=== EXERCISE DATA ===

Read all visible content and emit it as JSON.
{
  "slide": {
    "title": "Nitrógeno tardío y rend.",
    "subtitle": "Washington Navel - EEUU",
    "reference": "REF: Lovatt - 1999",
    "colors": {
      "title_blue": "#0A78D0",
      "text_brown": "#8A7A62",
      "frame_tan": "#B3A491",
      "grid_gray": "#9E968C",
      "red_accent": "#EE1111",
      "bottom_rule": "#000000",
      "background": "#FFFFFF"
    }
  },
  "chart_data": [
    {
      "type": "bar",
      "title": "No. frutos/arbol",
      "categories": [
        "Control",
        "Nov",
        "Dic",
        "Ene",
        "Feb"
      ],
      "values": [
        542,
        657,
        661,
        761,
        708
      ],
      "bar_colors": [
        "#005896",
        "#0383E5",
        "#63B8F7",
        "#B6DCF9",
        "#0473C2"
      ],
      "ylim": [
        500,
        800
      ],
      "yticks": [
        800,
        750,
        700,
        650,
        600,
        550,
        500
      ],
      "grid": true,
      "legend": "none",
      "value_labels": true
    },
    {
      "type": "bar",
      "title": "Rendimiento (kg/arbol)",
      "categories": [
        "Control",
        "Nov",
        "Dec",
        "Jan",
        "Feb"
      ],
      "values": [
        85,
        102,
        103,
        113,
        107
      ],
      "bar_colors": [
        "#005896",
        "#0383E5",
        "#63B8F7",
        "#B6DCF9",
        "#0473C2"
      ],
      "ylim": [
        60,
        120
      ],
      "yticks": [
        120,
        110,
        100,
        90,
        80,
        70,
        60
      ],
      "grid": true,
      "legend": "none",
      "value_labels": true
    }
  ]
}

===

> REQUIREMENTS
Your task is to reproduce all of the records exactly.

> THE SOLUTION
Read all visible content and emit it as JSON.
{
  "slide": {
    "title": "Nitrógeno tardío y rend.",
    "subtitle": "Washington Navel - EEUU",
    "reference": "REF: Lovatt - 1999",
    "colors": {
      "title_blue": "#0A78D0",
      "text_brown": "#8A7A62",
      "frame_tan": "#B3A491",
      "grid_gray": "#9E968C",
      "red_accent": "#EE1111",
      "bottom_rule": "#000000",
      "background": "#FFFFFF"
    }
  },
  "chart_data": [
    {
      "type": "bar",
      "title": "No. frutos/arbol",
      "categories": [
        "Control",
        "Nov",
        "Dic",
        "Ene",
        "Feb"
      ],
      "values": [
        542,
        657,
        661,
        761,
        708
      ],
      "bar_colors": [
        "#005896",
        "#0383E5",
        "#63B8F7",
        "#B6DCF9",
        "#0473C2"
      ],
      "ylim": [
        500,
        800
      ],
      "yticks": [
        800,
        750,
        700,
        650,
        600,
        550,
        500
      ],
      "grid": true,
      "legend": "none",
      "value_labels": true
    },
    {
      "type": "bar",
      "title": "Rendimiento (kg/arbol)",
      "categories": [
        "Control",
        "Nov",
        "Dec",
        "Jan",
        "Feb"
      ],
      "values": [
        85,
        102,
        103,
        113,
        107
      ],
      "bar_colors": [
        "#005896",
        "#0383E5",
        "#63B8F7",
        "#B6DCF9",
        "#0473C2"
      ],
      "ylim": [
        60,
        120
      ],
      "yticks": [
        120,
        110,
        100,
        90,
        80,
        70,
        60
      ],
      "grid": true,
      "legend": "none",
      "value_labels": true
    }
  ]
}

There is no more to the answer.